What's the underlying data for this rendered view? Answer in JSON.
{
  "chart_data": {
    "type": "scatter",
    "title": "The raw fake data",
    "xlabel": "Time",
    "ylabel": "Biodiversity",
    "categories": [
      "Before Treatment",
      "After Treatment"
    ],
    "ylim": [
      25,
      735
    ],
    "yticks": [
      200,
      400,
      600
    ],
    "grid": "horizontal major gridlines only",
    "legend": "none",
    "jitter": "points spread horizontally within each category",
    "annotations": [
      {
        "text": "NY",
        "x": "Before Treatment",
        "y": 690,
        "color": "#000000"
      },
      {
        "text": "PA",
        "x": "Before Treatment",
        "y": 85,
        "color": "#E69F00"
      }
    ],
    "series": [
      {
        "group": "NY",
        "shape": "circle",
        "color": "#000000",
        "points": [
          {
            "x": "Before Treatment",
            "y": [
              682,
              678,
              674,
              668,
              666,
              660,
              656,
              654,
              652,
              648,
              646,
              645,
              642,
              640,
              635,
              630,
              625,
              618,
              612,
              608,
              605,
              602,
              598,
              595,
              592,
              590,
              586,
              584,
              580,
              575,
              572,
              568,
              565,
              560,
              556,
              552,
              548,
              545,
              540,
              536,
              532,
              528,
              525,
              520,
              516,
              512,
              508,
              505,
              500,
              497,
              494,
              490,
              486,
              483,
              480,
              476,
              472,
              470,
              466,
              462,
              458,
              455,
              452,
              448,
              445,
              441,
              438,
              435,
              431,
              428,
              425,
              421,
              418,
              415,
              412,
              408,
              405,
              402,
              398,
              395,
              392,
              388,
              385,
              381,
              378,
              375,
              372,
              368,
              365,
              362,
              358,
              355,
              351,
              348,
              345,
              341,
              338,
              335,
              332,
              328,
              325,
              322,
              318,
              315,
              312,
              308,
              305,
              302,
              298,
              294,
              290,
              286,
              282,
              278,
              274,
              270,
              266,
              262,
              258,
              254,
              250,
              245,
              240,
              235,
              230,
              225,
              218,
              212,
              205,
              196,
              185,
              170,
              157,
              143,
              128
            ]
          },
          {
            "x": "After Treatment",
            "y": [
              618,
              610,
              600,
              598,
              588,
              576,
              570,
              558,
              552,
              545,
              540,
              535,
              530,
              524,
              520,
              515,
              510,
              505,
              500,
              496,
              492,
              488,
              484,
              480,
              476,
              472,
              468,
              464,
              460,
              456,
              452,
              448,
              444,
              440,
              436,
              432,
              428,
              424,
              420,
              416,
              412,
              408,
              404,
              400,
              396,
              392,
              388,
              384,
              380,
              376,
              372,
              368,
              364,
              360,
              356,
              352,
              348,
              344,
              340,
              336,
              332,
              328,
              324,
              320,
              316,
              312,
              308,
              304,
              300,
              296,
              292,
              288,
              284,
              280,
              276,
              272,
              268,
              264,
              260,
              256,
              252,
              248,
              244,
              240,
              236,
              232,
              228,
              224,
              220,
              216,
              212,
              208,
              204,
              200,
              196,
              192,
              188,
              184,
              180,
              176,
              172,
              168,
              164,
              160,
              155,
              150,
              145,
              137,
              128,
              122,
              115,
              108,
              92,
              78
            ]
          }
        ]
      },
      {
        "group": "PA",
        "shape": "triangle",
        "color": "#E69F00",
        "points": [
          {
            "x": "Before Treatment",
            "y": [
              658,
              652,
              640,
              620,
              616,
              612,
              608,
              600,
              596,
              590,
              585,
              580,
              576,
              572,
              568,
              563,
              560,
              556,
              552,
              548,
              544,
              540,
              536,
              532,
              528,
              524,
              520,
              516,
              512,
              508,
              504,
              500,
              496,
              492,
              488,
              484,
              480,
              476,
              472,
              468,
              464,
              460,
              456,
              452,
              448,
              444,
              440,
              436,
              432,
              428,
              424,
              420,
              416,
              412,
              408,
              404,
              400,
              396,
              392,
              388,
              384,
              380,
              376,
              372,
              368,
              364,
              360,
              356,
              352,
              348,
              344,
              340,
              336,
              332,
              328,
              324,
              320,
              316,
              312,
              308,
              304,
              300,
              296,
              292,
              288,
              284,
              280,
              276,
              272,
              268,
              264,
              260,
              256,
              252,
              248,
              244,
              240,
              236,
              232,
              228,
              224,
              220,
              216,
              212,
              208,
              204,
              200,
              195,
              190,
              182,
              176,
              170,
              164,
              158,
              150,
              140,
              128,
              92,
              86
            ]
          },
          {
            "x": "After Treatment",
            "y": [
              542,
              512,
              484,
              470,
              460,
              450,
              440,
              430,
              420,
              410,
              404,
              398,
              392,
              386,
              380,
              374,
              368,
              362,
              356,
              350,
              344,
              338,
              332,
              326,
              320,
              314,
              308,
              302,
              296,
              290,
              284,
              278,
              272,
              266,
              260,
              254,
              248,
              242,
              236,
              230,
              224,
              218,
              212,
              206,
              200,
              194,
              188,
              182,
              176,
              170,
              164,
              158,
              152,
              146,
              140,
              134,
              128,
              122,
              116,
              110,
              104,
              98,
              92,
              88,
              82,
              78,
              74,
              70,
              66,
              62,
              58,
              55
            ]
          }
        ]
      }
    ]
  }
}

• • • • •

» **Job**: Search the data for "color" and list every line in which it occurs.

» **Reply to the task**:
        "color": "#000000"
        "color": "#E69F00"
        "color": "#000000",
        "color": "#E69F00",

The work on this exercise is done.